- **What this task involves**: Pull every line containing the word "Erstellung" from the records.

┌─ Records supplied

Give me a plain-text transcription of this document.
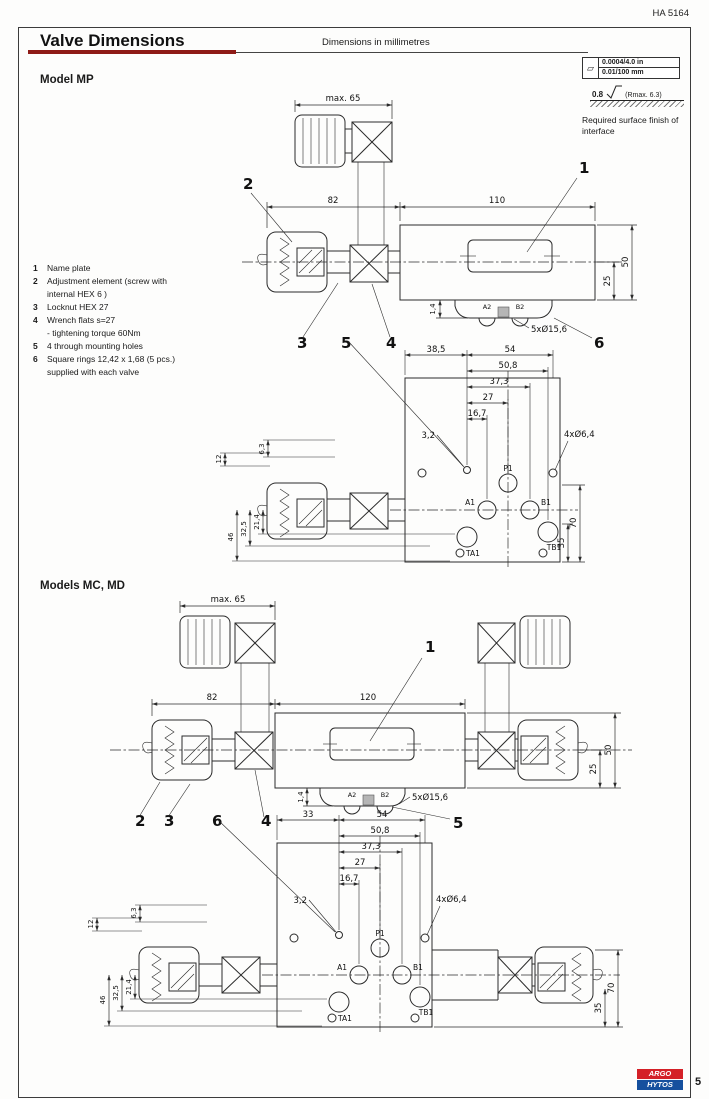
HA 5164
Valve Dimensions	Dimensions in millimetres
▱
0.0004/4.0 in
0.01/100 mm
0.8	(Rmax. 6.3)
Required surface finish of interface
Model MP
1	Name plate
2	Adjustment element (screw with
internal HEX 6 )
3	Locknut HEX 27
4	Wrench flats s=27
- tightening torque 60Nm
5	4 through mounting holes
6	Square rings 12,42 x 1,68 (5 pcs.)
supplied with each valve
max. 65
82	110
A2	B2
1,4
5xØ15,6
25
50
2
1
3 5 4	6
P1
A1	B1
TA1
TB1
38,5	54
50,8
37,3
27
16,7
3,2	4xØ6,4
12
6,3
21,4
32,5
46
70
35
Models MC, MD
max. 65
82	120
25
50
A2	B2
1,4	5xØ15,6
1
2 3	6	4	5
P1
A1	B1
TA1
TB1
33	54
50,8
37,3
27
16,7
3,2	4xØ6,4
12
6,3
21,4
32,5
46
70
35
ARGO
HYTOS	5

└─
┌─ Records supplied

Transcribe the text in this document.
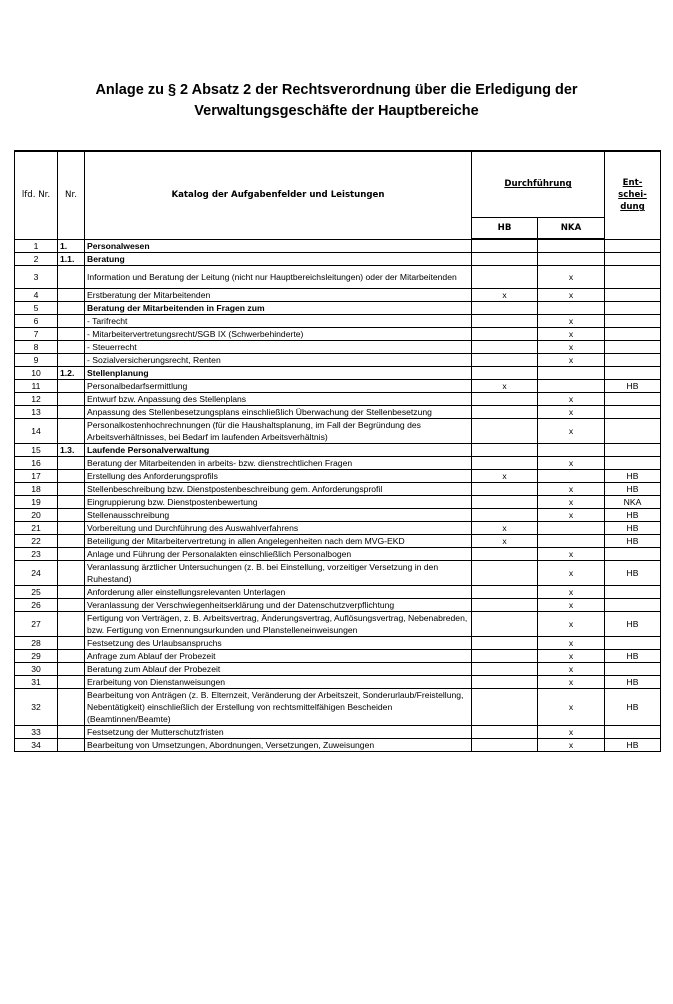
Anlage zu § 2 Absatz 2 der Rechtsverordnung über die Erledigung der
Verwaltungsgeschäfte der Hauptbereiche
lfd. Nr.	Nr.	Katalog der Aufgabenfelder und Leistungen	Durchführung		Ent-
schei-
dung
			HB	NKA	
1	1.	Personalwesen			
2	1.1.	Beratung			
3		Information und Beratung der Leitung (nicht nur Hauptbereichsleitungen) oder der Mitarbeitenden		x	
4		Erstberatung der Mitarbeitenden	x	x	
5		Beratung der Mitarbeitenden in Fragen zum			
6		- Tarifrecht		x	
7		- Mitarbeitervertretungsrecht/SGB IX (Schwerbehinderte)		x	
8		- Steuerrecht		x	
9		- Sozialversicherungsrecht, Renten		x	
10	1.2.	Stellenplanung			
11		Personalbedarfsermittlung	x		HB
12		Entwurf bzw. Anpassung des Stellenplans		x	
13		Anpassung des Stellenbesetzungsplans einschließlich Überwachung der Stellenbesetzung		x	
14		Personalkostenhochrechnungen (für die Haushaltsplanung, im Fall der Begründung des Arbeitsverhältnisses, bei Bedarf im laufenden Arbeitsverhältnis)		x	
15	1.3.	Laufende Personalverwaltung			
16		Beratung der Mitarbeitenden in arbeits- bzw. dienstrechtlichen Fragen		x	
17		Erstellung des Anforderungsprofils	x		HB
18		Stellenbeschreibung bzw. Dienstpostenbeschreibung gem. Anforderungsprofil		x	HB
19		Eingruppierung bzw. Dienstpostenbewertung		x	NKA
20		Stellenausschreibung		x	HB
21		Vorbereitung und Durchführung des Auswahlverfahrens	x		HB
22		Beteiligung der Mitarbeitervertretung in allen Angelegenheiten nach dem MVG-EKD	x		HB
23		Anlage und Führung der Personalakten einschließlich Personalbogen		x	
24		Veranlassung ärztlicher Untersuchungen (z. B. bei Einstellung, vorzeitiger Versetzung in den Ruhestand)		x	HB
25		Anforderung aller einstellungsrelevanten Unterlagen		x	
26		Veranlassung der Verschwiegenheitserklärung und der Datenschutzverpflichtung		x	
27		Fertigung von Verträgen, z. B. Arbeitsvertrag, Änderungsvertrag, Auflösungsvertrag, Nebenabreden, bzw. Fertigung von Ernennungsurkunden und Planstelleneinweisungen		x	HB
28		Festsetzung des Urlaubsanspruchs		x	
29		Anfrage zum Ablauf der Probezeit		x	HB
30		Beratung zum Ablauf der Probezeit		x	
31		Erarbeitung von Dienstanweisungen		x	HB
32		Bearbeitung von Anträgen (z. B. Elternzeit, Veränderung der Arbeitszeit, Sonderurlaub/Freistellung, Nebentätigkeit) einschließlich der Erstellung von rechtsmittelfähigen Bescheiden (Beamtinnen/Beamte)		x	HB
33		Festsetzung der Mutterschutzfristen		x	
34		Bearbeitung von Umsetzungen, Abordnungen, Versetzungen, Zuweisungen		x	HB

└─
┌─ Records supplied

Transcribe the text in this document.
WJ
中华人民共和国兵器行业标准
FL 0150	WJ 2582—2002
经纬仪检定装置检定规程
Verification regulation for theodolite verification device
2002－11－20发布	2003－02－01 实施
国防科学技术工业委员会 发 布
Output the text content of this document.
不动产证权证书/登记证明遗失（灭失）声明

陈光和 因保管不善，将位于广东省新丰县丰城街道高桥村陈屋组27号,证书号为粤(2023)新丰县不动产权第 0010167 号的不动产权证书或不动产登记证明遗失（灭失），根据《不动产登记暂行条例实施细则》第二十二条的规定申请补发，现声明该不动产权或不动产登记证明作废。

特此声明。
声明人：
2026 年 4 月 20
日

└─

- **Written solution**:
17		Erstellung des Anforderungsprofils	x		HB
32		Bearbeitung von Anträgen (z. B. Elternzeit, Veränderung der Arbeitszeit, Sonderurlaub/Freistellung, Nebentätigkeit) einschließlich der Erstellung von rechtsmittelfähigen Bescheiden (Beamtinnen/Beamte)		x	HB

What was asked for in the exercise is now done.